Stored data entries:
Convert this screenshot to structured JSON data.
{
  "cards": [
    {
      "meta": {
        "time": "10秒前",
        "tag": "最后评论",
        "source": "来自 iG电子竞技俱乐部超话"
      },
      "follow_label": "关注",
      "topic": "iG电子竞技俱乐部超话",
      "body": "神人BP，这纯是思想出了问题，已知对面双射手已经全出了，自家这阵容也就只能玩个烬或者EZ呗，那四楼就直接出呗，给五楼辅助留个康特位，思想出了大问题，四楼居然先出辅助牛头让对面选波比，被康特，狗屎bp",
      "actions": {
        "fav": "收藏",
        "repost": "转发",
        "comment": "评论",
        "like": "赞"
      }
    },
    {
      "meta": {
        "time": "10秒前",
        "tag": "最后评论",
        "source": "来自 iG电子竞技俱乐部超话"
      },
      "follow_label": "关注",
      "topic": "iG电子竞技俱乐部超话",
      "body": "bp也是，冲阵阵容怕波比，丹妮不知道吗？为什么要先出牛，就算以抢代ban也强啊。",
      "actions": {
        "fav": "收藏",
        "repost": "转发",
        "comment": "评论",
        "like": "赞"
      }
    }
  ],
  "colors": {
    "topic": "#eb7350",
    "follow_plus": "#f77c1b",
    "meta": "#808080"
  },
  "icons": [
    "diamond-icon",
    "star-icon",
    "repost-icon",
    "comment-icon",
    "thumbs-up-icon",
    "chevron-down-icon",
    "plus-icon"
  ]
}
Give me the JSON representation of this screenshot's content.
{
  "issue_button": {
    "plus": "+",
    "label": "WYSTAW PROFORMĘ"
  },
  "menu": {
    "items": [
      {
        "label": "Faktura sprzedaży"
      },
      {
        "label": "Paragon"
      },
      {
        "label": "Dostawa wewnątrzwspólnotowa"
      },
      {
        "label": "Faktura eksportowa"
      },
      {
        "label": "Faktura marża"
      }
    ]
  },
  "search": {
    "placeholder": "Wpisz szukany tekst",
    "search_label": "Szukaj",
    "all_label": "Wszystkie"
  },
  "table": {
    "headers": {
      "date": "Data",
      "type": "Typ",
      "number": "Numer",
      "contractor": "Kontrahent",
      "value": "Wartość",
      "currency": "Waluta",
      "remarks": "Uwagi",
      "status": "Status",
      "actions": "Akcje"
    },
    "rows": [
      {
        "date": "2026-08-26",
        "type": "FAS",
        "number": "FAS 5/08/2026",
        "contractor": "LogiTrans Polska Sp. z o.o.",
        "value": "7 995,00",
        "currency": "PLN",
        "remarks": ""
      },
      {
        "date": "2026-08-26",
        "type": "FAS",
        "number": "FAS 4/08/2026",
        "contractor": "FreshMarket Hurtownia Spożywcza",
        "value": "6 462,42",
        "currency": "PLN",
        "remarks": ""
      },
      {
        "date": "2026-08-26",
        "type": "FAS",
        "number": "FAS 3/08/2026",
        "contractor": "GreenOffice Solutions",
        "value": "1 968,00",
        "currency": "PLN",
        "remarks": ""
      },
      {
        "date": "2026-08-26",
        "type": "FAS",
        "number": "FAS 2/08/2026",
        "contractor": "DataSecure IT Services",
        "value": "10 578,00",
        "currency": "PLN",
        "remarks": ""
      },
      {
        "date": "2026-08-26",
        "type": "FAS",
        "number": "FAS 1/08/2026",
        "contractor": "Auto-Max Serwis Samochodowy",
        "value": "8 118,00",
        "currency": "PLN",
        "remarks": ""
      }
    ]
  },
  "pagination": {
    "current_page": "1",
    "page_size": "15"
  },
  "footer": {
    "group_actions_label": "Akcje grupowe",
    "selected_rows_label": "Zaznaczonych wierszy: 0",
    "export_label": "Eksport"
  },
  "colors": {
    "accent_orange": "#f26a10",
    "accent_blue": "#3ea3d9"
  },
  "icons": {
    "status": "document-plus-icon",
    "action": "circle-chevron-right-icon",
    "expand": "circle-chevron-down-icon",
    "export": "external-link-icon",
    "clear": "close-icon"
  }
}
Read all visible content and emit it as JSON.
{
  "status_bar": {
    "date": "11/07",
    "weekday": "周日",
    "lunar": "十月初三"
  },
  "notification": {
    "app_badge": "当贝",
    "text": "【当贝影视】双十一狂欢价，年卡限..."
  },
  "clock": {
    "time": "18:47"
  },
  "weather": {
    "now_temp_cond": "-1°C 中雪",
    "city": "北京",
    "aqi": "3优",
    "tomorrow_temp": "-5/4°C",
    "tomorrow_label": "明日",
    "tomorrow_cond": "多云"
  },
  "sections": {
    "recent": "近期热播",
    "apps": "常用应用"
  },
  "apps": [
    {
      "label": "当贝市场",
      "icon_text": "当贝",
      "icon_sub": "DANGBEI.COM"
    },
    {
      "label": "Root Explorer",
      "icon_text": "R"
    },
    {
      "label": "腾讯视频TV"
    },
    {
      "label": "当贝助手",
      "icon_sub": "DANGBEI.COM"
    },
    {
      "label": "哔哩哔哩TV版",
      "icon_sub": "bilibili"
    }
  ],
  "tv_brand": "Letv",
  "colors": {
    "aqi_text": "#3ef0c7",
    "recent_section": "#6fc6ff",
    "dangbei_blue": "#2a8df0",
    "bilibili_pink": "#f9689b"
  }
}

**DESCRIPTION OF THE TASK**
Nothing may be left out: return each entry exactly as it reads.

**RESULT FOR THIS EXERCISE**
Convert this screenshot to structured JSON data.
{
  "cards": [
    {
      "meta": {
        "time": "10秒前",
        "tag": "最后评论",
        "source": "来自 iG电子竞技俱乐部超话"
      },
      "follow_label": "关注",
      "topic": "iG电子竞技俱乐部超话",
      "body": "神人BP，这纯是思想出了问题，已知对面双射手已经全出了，自家这阵容也就只能玩个烬或者EZ呗，那四楼就直接出呗，给五楼辅助留个康特位，思想出了大问题，四楼居然先出辅助牛头让对面选波比，被康特，狗屎bp",
      "actions": {
        "fav": "收藏",
        "repost": "转发",
        "comment": "评论",
        "like": "赞"
      }
    },
    {
      "meta": {
        "time": "10秒前",
        "tag": "最后评论",
        "source": "来自 iG电子竞技俱乐部超话"
      },
      "follow_label": "关注",
      "topic": "iG电子竞技俱乐部超话",
      "body": "bp也是，冲阵阵容怕波比，丹妮不知道吗？为什么要先出牛，就算以抢代ban也强啊。",
      "actions": {
        "fav": "收藏",
        "repost": "转发",
        "comment": "评论",
        "like": "赞"
      }
    }
  ],
  "colors": {
    "topic": "#eb7350",
    "follow_plus": "#f77c1b",
    "meta": "#808080"
  },
  "icons": [
    "diamond-icon",
    "star-icon",
    "repost-icon",
    "comment-icon",
    "thumbs-up-icon",
    "chevron-down-icon",
    "plus-icon"
  ]
}
Give me the JSON representation of this screenshot's content.
{
  "issue_button": {
    "plus": "+",
    "label": "WYSTAW PROFORMĘ"
  },
  "menu": {
    "items": [
      {
        "label": "Faktura sprzedaży"
      },
      {
        "label": "Paragon"
      },
      {
        "label": "Dostawa wewnątrzwspólnotowa"
      },
      {
        "label": "Faktura eksportowa"
      },
      {
        "label": "Faktura marża"
      }
    ]
  },
  "search": {
    "placeholder": "Wpisz szukany tekst",
    "search_label": "Szukaj",
    "all_label": "Wszystkie"
  },
  "table": {
    "headers": {
      "date": "Data",
      "type": "Typ",
      "number": "Numer",
      "contractor": "Kontrahent",
      "value": "Wartość",
      "currency": "Waluta",
      "remarks": "Uwagi",
      "status": "Status",
      "actions": "Akcje"
    },
    "rows": [
      {
        "date": "2026-08-26",
        "type": "FAS",
        "number": "FAS 5/08/2026",
        "contractor": "LogiTrans Polska Sp. z o.o.",
        "value": "7 995,00",
        "currency": "PLN",
        "remarks": ""
      },
      {
        "date": "2026-08-26",
        "type": "FAS",
        "number": "FAS 4/08/2026",
        "contractor": "FreshMarket Hurtownia Spożywcza",
        "value": "6 462,42",
        "currency": "PLN",
        "remarks": ""
      },
      {
        "date": "2026-08-26",
        "type": "FAS",
        "number": "FAS 3/08/2026",
        "contractor": "GreenOffice Solutions",
        "value": "1 968,00",
        "currency": "PLN",
        "remarks": ""
      },
      {
        "date": "2026-08-26",
        "type": "FAS",
        "number": "FAS 2/08/2026",
        "contractor": "DataSecure IT Services",
        "value": "10 578,00",
        "currency": "PLN",
        "remarks": ""
      },
      {
        "date": "2026-08-26",
        "type": "FAS",
        "number": "FAS 1/08/2026",
        "contractor": "Auto-Max Serwis Samochodowy",
        "value": "8 118,00",
        "currency": "PLN",
        "remarks": ""
      }
    ]
  },
  "pagination": {
    "current_page": "1",
    "page_size": "15"
  },
  "footer": {
    "group_actions_label": "Akcje grupowe",
    "selected_rows_label": "Zaznaczonych wierszy: 0",
    "export_label": "Eksport"
  },
  "colors": {
    "accent_orange": "#f26a10",
    "accent_blue": "#3ea3d9"
  },
  "icons": {
    "status": "document-plus-icon",
    "action": "circle-chevron-right-icon",
    "expand": "circle-chevron-down-icon",
    "export": "external-link-icon",
    "clear": "close-icon"
  }
}
Read all visible content and emit it as JSON.
{
  "status_bar": {
    "date": "11/07",
    "weekday": "周日",
    "lunar": "十月初三"
  },
  "notification": {
    "app_badge": "当贝",
    "text": "【当贝影视】双十一狂欢价，年卡限..."
  },
  "clock": {
    "time": "18:47"
  },
  "weather": {
    "now_temp_cond": "-1°C 中雪",
    "city": "北京",
    "aqi": "3优",
    "tomorrow_temp": "-5/4°C",
    "tomorrow_label": "明日",
    "tomorrow_cond": "多云"
  },
  "sections": {
    "recent": "近期热播",
    "apps": "常用应用"
  },
  "apps": [
    {
      "label": "当贝市场",
      "icon_text": "当贝",
      "icon_sub": "DANGBEI.COM"
    },
    {
      "label": "Root Explorer",
      "icon_text": "R"
    },
    {
      "label": "腾讯视频TV"
    },
    {
      "label": "当贝助手",
      "icon_sub": "DANGBEI.COM"
    },
    {
      "label": "哔哩哔哩TV版",
      "icon_sub": "bilibili"
    }
  ],
  "tv_brand": "Letv",
  "colors": {
    "aqi_text": "#3ef0c7",
    "recent_section": "#6fc6ff",
    "dangbei_blue": "#2a8df0",
    "bilibili_pink": "#f9689b"
  }
}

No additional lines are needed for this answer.